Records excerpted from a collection
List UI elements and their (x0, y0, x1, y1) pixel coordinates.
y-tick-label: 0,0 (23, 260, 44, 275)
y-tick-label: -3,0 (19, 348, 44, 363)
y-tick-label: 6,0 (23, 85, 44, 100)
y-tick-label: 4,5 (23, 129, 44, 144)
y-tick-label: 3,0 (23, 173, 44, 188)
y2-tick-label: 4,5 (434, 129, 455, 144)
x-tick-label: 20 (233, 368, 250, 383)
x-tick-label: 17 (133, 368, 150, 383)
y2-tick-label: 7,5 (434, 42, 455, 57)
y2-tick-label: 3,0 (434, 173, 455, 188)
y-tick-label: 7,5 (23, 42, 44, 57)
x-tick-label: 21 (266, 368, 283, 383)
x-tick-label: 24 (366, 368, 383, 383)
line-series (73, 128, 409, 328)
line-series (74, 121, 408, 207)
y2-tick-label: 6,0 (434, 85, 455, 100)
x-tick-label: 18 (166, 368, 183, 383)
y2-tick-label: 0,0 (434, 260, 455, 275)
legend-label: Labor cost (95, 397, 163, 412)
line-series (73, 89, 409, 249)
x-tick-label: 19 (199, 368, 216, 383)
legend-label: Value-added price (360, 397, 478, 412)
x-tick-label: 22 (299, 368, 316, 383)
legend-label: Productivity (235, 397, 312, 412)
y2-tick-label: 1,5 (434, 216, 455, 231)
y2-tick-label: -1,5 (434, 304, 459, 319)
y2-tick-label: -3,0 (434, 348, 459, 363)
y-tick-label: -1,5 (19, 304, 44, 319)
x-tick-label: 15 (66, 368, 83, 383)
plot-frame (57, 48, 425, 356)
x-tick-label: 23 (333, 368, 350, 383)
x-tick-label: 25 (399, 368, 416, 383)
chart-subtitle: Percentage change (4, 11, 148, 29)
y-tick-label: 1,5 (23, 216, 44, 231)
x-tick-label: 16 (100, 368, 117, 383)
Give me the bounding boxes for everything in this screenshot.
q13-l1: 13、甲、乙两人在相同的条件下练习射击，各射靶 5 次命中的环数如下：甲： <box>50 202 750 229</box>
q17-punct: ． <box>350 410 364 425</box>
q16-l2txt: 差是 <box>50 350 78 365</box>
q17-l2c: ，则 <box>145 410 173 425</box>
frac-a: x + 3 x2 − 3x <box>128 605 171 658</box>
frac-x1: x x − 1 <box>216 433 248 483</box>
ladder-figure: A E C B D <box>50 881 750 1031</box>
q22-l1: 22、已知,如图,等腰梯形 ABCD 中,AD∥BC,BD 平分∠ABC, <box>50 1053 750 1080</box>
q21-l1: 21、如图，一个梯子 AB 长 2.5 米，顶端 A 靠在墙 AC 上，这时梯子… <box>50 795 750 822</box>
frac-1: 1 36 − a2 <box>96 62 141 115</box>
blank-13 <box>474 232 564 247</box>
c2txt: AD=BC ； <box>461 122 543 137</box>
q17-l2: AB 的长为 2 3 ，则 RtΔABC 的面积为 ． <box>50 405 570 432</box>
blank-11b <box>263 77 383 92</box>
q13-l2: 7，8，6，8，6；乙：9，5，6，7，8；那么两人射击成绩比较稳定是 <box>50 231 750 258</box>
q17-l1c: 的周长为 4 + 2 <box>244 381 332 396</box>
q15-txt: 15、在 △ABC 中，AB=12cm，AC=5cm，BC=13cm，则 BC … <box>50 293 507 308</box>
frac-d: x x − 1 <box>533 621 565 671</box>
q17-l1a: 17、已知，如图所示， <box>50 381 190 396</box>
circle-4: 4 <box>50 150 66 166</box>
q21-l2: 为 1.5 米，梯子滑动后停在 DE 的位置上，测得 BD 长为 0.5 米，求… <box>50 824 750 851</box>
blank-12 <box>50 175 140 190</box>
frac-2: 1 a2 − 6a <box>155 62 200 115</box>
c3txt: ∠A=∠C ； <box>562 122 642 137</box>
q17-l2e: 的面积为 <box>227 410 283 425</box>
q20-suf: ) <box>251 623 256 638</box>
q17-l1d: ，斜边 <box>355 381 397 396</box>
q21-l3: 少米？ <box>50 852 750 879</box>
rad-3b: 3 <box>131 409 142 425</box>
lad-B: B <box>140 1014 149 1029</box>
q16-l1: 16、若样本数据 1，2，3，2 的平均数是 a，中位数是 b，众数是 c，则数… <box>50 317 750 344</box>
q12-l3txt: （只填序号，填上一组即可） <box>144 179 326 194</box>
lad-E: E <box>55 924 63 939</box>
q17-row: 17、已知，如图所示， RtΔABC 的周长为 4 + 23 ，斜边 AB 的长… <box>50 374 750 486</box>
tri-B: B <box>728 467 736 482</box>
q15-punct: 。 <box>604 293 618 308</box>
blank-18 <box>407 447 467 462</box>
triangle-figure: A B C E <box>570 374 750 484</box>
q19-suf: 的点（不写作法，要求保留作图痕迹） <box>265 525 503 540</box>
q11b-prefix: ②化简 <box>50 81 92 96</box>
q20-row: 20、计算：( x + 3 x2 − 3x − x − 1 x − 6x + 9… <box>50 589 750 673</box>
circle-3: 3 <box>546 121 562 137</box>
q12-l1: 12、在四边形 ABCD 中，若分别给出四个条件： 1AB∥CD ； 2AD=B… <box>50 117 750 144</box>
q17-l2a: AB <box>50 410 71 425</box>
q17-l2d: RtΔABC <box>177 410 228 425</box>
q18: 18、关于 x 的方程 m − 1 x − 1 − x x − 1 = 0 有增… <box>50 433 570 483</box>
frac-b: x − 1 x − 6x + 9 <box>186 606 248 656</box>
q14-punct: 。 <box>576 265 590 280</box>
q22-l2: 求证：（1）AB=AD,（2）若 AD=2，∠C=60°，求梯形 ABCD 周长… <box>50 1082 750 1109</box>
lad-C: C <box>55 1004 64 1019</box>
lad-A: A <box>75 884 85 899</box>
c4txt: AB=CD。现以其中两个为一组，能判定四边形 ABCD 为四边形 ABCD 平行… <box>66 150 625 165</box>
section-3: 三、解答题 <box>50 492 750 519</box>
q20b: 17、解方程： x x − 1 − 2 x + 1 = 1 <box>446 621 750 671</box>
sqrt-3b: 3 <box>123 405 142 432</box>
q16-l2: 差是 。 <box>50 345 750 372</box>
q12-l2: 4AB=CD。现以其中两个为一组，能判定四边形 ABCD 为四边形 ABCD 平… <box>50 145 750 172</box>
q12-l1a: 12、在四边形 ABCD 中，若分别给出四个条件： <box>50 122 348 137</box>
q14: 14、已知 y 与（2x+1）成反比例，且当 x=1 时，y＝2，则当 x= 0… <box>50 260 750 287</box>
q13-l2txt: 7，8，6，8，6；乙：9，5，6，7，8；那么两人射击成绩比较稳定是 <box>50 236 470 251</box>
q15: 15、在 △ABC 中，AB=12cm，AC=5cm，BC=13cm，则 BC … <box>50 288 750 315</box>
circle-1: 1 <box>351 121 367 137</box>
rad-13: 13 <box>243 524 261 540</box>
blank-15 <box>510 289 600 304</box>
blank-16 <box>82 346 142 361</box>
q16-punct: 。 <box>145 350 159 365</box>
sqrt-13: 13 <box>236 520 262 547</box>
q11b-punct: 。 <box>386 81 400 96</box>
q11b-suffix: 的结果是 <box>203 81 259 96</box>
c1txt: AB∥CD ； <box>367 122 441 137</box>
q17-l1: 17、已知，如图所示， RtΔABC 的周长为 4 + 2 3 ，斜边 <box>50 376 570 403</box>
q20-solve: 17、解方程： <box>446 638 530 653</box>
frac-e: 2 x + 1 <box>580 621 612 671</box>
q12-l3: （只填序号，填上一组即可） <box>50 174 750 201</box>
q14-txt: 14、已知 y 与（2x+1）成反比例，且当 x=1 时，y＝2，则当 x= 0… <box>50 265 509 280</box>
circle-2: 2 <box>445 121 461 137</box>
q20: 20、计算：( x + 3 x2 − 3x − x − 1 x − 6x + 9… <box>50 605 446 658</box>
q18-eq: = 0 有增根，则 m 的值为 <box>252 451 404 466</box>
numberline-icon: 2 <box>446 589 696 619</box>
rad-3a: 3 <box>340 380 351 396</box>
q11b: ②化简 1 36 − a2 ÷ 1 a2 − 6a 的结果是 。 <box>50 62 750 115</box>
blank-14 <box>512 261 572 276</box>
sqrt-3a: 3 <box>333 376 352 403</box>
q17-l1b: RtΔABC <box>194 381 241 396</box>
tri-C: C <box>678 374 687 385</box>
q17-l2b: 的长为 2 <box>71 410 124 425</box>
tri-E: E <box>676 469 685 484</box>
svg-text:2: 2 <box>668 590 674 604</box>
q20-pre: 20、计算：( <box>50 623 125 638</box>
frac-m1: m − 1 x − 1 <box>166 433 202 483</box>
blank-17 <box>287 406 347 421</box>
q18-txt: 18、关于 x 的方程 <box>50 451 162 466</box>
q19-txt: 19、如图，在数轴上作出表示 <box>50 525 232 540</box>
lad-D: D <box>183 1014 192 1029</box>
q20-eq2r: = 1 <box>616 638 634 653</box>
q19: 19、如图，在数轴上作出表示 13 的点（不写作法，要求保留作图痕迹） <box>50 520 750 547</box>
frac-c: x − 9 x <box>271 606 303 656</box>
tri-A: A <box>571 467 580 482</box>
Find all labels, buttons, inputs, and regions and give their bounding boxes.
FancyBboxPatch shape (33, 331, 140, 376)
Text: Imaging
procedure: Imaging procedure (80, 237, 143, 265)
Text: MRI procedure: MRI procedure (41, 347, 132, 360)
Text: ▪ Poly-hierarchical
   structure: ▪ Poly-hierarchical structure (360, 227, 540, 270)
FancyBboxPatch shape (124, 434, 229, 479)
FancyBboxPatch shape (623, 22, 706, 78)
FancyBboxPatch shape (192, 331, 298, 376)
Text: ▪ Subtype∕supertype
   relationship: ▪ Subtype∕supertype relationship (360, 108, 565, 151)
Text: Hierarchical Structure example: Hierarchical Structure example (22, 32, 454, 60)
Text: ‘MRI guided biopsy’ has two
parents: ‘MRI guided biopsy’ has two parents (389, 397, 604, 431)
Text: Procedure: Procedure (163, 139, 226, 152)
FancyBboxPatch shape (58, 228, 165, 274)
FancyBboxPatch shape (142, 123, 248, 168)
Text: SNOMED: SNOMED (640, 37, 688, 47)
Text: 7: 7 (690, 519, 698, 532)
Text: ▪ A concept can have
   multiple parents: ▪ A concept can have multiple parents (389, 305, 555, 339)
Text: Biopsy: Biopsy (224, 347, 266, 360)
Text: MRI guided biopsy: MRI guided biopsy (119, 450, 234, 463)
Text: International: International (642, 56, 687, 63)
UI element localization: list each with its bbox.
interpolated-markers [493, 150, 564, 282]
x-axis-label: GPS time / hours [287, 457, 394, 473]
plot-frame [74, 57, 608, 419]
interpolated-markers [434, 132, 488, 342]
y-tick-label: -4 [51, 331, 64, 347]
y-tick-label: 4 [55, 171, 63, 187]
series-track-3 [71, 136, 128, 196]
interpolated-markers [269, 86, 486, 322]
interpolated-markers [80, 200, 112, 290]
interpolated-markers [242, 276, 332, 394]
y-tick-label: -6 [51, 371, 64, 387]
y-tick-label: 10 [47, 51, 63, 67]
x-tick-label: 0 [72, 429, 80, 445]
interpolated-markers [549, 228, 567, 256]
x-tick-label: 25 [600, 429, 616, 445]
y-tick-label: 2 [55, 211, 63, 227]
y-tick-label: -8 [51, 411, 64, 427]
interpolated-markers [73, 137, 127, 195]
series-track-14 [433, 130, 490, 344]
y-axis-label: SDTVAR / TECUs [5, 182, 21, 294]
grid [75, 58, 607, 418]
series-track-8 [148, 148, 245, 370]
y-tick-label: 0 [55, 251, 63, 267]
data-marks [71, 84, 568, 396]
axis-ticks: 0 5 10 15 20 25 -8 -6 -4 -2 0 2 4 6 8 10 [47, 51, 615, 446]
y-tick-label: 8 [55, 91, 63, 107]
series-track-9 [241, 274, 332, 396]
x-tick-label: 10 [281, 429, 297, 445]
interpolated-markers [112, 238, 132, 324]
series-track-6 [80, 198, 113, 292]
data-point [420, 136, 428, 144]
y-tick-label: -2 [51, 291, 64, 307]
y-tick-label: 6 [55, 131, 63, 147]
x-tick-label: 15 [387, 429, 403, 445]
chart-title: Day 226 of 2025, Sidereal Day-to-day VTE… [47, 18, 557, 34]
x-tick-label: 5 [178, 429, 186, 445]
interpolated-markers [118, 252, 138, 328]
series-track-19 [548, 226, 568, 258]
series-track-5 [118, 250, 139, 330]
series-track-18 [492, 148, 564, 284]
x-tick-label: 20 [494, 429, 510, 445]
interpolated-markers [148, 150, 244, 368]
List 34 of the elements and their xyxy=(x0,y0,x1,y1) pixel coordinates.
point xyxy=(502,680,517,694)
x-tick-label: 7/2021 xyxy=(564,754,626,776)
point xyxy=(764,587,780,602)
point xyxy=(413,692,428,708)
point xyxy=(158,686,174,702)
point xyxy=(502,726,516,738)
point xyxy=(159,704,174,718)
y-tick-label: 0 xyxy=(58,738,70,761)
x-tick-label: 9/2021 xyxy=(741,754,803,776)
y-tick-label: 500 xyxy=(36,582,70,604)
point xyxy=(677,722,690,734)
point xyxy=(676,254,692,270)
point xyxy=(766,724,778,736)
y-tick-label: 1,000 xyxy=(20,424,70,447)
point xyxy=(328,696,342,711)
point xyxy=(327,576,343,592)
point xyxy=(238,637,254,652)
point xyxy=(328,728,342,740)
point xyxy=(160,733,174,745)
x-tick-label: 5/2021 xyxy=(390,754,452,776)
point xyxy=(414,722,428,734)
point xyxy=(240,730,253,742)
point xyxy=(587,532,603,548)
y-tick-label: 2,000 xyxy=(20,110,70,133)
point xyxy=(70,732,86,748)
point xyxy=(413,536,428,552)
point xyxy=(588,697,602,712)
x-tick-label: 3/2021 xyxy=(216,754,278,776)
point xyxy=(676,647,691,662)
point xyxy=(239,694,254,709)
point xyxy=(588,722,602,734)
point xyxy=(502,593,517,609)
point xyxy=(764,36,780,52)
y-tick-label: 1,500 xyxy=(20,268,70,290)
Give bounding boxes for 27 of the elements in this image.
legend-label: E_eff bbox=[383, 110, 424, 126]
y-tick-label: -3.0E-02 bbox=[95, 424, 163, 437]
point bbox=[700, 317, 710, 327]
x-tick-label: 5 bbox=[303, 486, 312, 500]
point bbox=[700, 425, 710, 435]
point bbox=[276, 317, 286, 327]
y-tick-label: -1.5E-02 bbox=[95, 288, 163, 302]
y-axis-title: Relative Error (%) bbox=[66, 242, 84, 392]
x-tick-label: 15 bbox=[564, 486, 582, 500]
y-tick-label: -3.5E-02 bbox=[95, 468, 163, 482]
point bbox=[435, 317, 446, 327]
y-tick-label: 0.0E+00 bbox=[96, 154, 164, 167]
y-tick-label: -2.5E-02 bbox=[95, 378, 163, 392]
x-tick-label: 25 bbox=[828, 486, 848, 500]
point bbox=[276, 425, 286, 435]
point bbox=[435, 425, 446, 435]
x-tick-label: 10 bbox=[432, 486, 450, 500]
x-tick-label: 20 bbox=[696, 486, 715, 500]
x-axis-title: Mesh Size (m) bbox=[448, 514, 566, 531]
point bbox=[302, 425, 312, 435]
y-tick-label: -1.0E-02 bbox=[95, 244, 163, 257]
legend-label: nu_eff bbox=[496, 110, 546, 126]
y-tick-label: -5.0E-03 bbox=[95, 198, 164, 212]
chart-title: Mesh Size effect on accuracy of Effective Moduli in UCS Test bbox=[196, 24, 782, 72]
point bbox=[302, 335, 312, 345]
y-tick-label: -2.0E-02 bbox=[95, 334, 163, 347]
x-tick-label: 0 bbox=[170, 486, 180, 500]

:: WRITTEN TASK ::
Copy the material word for word from its first line through the line containing "y2-tick-label: -3,0 (434, 348, 459, 363)", and include that final line.

:: RESULT OF THIS TASK ::
List UI elements and their (x0, y0, x1, y1) pixel coordinates.
y-tick-label: 0,0 (23, 260, 44, 275)
y-tick-label: -3,0 (19, 348, 44, 363)
y-tick-label: 6,0 (23, 85, 44, 100)
y-tick-label: 4,5 (23, 129, 44, 144)
y-tick-label: 3,0 (23, 173, 44, 188)
y2-tick-label: 4,5 (434, 129, 455, 144)
x-tick-label: 20 (233, 368, 250, 383)
x-tick-label: 17 (133, 368, 150, 383)
y2-tick-label: 7,5 (434, 42, 455, 57)
y2-tick-label: 3,0 (434, 173, 455, 188)
y-tick-label: 7,5 (23, 42, 44, 57)
x-tick-label: 21 (266, 368, 283, 383)
x-tick-label: 24 (366, 368, 383, 383)
line-series (73, 128, 409, 328)
line-series (74, 121, 408, 207)
y2-tick-label: 6,0 (434, 85, 455, 100)
x-tick-label: 18 (166, 368, 183, 383)
y2-tick-label: 0,0 (434, 260, 455, 275)
legend-label: Labor cost (95, 397, 163, 412)
line-series (73, 89, 409, 249)
x-tick-label: 19 (199, 368, 216, 383)
legend-label: Value-added price (360, 397, 478, 412)
x-tick-label: 22 (299, 368, 316, 383)
legend-label: Productivity (235, 397, 312, 412)
y2-tick-label: 1,5 (434, 216, 455, 231)
y2-tick-label: -1,5 (434, 304, 459, 319)
y2-tick-label: -3,0 (434, 348, 459, 363)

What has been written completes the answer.